▶ Problem to solve
Look through the data below. Pick out the lines holding the string "JSON".

Stored data
··········
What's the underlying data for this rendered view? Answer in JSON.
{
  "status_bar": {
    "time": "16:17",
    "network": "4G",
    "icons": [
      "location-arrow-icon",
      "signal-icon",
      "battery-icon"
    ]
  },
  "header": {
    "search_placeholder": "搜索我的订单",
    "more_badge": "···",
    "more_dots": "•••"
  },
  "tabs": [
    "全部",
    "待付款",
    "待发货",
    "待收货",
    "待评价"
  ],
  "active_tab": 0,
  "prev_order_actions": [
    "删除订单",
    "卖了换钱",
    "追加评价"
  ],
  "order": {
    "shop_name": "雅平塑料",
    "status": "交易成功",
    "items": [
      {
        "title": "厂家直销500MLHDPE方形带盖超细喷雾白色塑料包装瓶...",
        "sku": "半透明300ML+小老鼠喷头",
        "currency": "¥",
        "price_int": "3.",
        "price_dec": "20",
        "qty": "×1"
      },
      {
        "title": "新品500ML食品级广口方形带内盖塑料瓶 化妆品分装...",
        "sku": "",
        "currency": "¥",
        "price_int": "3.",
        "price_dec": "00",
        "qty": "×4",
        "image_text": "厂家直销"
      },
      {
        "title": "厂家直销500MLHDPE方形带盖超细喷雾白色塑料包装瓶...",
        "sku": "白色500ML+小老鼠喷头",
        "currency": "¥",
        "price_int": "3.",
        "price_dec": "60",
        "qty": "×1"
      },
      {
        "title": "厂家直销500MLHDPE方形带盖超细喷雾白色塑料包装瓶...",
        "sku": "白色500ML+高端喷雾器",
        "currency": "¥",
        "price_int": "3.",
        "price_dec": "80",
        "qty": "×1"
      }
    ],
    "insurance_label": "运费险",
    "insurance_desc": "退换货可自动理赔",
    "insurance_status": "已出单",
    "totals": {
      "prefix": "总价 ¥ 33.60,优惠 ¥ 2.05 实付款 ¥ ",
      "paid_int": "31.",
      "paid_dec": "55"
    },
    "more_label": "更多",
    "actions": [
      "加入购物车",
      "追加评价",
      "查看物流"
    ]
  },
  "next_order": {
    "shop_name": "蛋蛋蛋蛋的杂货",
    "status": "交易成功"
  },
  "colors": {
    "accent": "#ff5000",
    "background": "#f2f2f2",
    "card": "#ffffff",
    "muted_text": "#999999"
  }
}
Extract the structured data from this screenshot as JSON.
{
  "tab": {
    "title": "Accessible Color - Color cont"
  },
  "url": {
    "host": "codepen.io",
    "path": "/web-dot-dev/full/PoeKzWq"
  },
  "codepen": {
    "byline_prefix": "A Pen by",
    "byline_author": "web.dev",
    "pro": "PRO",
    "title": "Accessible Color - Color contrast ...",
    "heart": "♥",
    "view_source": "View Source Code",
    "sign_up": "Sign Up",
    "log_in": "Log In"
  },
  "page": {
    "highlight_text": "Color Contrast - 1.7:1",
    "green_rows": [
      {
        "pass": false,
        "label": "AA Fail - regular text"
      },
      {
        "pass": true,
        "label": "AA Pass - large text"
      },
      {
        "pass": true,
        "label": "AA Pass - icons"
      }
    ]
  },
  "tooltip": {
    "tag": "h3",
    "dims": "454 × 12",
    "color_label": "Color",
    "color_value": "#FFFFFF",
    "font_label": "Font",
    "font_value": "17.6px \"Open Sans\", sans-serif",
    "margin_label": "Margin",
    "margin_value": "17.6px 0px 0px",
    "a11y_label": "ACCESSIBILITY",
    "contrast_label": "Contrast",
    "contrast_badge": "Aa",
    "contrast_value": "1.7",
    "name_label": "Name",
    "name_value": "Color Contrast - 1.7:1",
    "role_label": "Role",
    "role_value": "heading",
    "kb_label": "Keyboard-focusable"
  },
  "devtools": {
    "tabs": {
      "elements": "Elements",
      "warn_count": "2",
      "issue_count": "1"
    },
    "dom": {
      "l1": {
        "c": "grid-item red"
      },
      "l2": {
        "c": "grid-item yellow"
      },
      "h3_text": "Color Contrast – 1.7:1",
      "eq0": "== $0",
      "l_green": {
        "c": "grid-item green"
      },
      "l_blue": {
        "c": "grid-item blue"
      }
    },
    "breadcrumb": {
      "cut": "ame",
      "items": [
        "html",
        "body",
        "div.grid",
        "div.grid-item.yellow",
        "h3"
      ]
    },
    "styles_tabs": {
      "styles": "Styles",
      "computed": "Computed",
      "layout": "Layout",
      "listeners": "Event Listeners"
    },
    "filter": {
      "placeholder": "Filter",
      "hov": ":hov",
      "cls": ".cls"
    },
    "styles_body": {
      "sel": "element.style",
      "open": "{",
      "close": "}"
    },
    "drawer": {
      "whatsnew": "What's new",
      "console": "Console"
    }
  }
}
··········
▶ Answer for the task
What's the underlying data for this rendered view? Answer in JSON.
Extract the structured data from this screenshot as JSON.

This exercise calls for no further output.